▶ Source

Odd as it might seem, chamber musicians can enjoy themselves while performing a work that reflects upon the human wasteland of the Vietnam War. Written in 1970, with no end to the war in sight, George Crumb’s Black Angels: Thirteen Images From a Dark Land nonetheless implies the possibility of a more peaceful world, if mostly through an extended journey into a surrealistic graveyard haunted by ceaseless strife and empty slaughter. Crumb’s “good angels” speak evocatively through the piece’s shredded tonal fabric and even more faintly through its homely array of textural effects, such as the ringing of crystal glasses and some tinkling pizzicatos. But these are fragile angels with dirty faces, warbling voices and frazzled wings.

While not calling for virtuosity in the classical sense, the techniques required to play Crumb’s composition are comparably arduous. Noises of insects and creaking doors, inverted bowing, maracas rubbing strings, ukulele-like plucking from the laps of the violinists and violist—these effects all go well beyond the call of duty for anyone trained in a relatively continuous classical repertoire of works from the 18th century to World War II. The broken aura of Black Angels certainly shatters the expectations of unity held by listeners who’ve never ventured far from a conservatory repertoire.

If Vietnam fractured a belief in military integrity and political credibility that had been placed in doubt as early as World War I, Black Angels rides the wave of 20th century art that had become more technically complex even while asserting that the center cannot hold. The members of Alias who performed this work at Turner Hall last Wednesday night—Zeneba Bowers and Jeremy Williams on violin, Christopher Farrell on viola and Chris Stenstrom on cello—enjoyed banging gongs, trilling with finger caps and uttering multilingual Fascist chants and underground whispers. Most of all, perhaps, they took pleasure in relying on their classical discipline to engage in symmetrical permutations and anti-classical modes of playing, demonstrating their own version of military precision. The timing of the various ambidextrous and uncustomary tactics was exacting.

▶ Problems and tasks
a: Copy the part of the Black Angels review starting at "Odd as it might" and ending at "and frazzled wings.".
b: Shorten the paragraph of the Black Angels review that begins "While not calling for virtuosity" while keeping its main facts.
The data come from a different source than the Black Angels review.

▶ Dataset

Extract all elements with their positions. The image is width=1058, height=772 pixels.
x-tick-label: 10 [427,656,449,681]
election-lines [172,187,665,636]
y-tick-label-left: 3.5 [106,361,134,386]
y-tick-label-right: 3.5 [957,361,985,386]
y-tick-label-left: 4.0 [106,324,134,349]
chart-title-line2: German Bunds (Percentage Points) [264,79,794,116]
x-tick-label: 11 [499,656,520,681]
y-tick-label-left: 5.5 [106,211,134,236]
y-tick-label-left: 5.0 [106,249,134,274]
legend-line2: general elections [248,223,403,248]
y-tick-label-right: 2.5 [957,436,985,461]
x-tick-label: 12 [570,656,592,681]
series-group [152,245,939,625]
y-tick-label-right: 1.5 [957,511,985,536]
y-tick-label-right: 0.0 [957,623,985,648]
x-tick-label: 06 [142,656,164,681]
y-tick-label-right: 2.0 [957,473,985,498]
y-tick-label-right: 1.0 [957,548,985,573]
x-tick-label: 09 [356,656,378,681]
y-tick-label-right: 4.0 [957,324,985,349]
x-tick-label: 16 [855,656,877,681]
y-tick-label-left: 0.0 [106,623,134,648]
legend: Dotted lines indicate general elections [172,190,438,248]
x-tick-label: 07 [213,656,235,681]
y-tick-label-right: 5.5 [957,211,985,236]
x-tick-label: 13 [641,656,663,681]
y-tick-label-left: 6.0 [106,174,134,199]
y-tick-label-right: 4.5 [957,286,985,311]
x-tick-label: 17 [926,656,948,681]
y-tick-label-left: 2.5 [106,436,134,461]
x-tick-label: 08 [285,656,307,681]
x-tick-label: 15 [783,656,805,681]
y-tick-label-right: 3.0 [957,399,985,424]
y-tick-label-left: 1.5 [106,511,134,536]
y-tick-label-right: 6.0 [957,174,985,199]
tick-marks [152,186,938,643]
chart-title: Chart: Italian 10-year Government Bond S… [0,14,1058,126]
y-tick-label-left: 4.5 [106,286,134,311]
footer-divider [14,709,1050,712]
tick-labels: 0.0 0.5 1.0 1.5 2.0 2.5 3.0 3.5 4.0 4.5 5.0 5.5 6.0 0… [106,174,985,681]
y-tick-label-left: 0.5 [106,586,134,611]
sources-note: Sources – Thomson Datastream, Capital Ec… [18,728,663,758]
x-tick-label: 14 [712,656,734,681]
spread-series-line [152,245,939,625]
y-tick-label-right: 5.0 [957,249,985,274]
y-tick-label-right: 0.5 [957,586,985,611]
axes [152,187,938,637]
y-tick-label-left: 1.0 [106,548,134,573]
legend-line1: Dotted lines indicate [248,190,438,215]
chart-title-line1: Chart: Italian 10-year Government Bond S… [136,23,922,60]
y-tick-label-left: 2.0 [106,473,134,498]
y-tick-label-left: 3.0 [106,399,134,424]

▶ Expected results
a:
Odd as it might seem, chamber musicians can enjoy themselves while performing a work that reflects upon the human wasteland of the Vietnam War. Written in 1970, with no end to the war in sight, George Crumb’s Black Angels: Thirteen Images From a Dark Land nonetheless implies the possibility of a more peaceful world, if mostly through an extended journey into a surrealistic graveyard haunted by ceaseless strife and empty slaughter. Crumb’s “good angels” speak evocatively through the piece’s shredded tonal fabric and even more faintly through its homely array of textural effects, such as the ringing of crystal glasses and some tinkling pizzicatos. But these are fragile angels with dirty faces, warbling voices and frazzled wings.

b: Crumb's piece does not demand classical virtuosity, but its techniques are comparably arduous. Insect and creaking-door noises, inverted bowing, maracas rubbed on strings, and ukulele-like plucking from the laps of the violinists and violist go well beyond what players trained in the classical repertoire from the 18th century to World War II are used to. Its broken aura shatters the expectations of unity held by listeners who have stayed close to a conservatory repertoire.